List each line of the data that holds the string "subtitle", please.
★ ★ ★ ★ ★
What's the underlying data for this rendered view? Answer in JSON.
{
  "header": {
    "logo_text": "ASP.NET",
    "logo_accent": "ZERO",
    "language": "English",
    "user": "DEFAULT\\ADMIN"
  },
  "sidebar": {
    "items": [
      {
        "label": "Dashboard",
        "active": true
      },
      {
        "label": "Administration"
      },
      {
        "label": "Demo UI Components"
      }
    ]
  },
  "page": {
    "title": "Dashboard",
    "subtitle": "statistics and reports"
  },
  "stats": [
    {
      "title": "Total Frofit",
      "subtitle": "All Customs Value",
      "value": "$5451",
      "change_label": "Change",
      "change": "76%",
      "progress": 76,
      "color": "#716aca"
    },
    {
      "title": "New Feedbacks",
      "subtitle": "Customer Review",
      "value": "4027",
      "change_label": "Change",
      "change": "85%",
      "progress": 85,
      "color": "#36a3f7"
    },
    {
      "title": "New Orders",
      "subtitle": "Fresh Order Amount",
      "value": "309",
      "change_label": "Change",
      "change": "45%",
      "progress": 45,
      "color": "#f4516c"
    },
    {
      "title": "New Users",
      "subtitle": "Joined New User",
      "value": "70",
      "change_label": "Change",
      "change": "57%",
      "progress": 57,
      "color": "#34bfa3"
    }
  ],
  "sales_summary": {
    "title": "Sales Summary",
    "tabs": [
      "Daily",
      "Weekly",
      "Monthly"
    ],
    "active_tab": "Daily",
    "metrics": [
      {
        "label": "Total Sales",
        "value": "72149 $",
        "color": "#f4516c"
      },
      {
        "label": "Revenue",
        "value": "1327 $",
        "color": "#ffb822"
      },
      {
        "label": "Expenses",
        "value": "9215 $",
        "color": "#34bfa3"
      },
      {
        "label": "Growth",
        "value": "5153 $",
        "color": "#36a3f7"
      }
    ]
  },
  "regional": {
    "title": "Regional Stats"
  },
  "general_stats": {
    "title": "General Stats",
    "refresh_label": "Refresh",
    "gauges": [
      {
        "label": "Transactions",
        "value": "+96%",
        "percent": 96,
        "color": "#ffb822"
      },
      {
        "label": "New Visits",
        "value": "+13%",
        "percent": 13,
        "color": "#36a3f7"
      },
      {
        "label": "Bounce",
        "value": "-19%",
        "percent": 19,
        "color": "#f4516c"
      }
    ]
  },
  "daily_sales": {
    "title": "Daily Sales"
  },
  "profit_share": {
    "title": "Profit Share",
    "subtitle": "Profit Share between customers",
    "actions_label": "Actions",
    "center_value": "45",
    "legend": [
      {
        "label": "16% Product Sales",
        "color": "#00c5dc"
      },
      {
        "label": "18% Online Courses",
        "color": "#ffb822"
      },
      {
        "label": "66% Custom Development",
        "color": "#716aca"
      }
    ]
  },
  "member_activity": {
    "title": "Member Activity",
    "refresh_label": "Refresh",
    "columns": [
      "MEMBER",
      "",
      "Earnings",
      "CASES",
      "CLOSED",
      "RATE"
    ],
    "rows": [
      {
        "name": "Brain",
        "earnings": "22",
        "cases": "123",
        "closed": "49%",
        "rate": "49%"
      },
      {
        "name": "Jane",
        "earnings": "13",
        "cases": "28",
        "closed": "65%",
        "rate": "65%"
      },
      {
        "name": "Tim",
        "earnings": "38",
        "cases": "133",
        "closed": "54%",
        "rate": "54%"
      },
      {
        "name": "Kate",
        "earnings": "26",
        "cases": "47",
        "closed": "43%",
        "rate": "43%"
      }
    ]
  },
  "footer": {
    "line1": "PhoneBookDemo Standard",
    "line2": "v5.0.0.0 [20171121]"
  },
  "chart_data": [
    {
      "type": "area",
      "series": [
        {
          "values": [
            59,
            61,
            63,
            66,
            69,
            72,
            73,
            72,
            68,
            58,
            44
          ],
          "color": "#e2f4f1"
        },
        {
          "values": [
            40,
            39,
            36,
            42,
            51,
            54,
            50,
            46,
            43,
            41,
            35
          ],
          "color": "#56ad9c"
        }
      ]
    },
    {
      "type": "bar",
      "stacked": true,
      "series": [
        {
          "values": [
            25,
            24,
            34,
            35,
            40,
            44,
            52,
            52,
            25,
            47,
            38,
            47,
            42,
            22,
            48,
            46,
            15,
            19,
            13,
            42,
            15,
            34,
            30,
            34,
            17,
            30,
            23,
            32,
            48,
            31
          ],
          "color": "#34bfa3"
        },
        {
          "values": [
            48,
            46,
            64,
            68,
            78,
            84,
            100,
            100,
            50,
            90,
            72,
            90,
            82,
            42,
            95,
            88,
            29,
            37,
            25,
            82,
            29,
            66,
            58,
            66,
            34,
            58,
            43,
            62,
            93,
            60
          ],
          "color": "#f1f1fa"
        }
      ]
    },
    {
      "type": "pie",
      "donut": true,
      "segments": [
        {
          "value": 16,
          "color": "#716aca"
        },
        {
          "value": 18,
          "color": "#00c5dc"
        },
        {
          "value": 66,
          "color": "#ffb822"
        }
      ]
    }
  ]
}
★ ★ ★ ★ ★
■ Task answer
    "subtitle": "statistics and reports"
      "subtitle": "All Customs Value",
      "subtitle": "Customer Review",
      "subtitle": "Fresh Order Amount",
      "subtitle": "Joined New User",
    "subtitle": "Profit Share between customers",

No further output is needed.